• **PROBLEM**
Give the total number of lines with the word "Sidebar" in them, and no other words.

------ GIVEN RECORDS ------

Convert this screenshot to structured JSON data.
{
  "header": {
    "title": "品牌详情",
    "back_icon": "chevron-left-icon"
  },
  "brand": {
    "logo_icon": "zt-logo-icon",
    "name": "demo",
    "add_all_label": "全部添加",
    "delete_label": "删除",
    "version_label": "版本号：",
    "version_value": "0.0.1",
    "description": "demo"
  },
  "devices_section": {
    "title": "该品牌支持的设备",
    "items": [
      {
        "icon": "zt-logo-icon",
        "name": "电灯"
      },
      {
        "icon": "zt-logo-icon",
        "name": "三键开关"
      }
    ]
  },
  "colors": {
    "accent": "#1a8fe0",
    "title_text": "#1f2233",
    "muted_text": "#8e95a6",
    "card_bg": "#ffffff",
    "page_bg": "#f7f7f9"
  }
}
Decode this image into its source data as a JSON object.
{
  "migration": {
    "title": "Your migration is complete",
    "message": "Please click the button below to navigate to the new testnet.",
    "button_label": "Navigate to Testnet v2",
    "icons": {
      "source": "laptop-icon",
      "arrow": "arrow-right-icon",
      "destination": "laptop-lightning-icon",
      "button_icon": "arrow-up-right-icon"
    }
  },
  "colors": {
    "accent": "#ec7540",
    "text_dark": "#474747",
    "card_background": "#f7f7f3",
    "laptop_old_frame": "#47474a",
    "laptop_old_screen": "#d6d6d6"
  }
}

------
------ GIVEN RECORDS ------

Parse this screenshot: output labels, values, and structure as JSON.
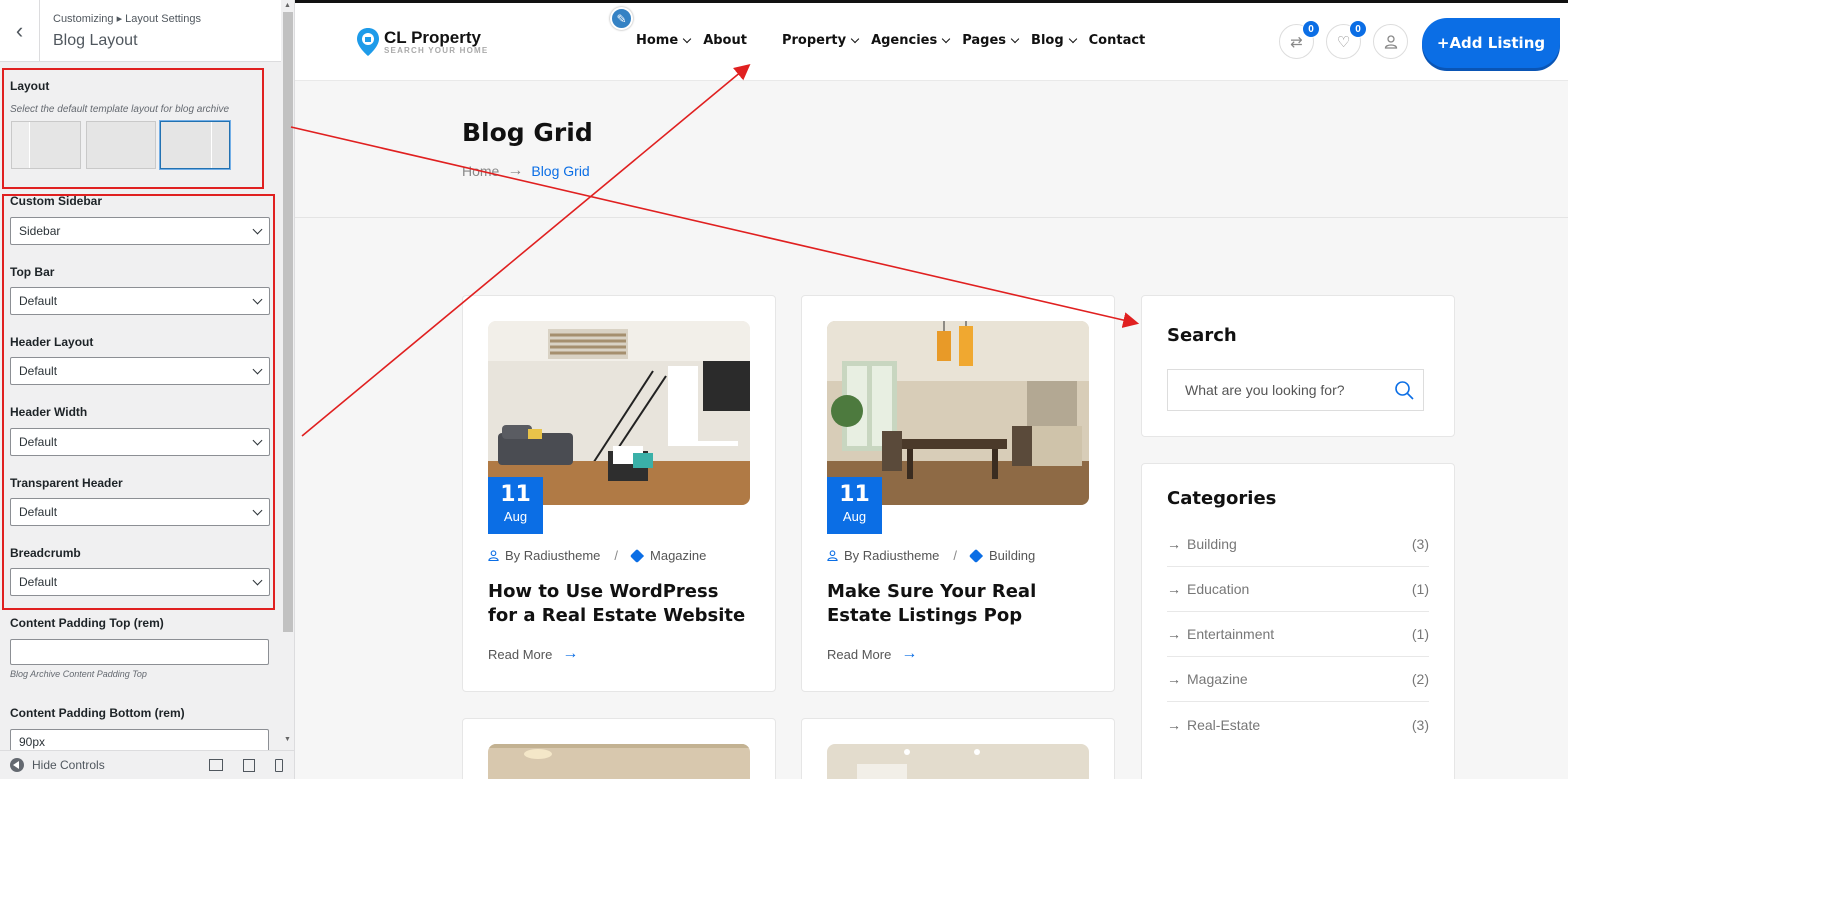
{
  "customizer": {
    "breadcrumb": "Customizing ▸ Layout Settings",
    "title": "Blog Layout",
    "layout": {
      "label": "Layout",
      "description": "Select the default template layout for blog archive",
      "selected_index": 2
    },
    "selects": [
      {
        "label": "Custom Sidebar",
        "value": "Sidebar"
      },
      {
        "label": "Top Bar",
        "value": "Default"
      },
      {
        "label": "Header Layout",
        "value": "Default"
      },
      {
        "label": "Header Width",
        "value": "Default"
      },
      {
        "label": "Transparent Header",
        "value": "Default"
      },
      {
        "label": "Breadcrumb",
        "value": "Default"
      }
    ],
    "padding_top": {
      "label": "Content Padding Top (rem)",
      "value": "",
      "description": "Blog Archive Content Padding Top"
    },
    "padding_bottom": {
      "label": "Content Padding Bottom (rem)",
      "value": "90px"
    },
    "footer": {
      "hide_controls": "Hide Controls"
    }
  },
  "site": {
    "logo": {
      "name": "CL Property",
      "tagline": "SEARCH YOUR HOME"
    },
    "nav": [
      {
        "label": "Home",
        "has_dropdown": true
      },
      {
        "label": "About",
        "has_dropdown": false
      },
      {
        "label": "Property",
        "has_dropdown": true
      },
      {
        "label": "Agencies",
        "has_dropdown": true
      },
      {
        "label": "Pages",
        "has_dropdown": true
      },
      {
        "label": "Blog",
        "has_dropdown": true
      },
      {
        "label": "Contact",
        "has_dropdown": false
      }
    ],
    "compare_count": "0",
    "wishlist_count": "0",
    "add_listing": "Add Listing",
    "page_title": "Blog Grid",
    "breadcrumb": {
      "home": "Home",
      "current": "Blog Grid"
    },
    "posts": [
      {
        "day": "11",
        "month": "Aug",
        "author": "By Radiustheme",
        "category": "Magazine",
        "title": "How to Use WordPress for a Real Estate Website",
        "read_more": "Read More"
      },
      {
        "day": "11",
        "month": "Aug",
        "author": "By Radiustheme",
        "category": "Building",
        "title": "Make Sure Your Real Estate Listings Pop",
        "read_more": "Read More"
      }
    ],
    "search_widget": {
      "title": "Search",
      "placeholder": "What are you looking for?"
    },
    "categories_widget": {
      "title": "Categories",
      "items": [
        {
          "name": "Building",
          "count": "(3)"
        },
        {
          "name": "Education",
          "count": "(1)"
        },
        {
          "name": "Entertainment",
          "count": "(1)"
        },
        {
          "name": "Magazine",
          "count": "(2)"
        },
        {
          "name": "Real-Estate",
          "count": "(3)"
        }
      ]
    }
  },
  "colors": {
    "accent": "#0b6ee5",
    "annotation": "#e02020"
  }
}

------
------ GIVEN RECORDS ------

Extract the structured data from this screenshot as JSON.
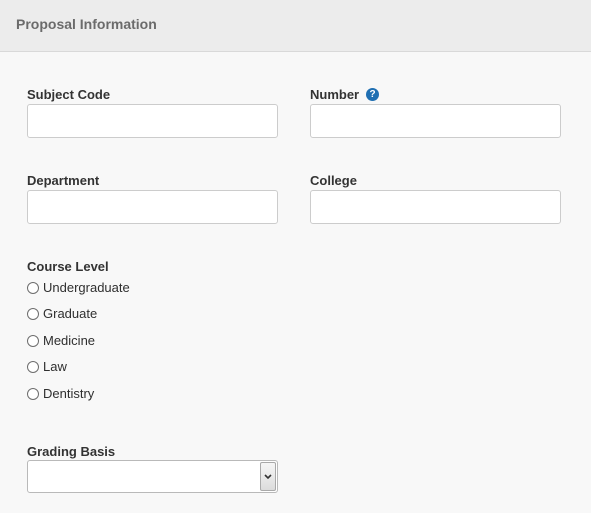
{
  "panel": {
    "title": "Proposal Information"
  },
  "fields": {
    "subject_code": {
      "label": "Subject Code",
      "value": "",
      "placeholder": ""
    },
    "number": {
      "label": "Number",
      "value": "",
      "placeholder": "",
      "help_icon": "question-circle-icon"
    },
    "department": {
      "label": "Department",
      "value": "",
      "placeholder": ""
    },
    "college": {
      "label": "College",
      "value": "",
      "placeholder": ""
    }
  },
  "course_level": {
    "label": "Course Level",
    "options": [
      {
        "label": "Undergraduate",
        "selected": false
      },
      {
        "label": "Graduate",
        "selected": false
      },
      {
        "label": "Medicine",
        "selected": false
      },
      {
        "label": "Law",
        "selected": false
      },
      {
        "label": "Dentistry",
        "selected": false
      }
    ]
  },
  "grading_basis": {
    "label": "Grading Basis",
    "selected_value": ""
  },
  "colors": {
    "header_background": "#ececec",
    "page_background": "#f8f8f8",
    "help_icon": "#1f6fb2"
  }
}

------

• **WRITTEN ANSWER**
2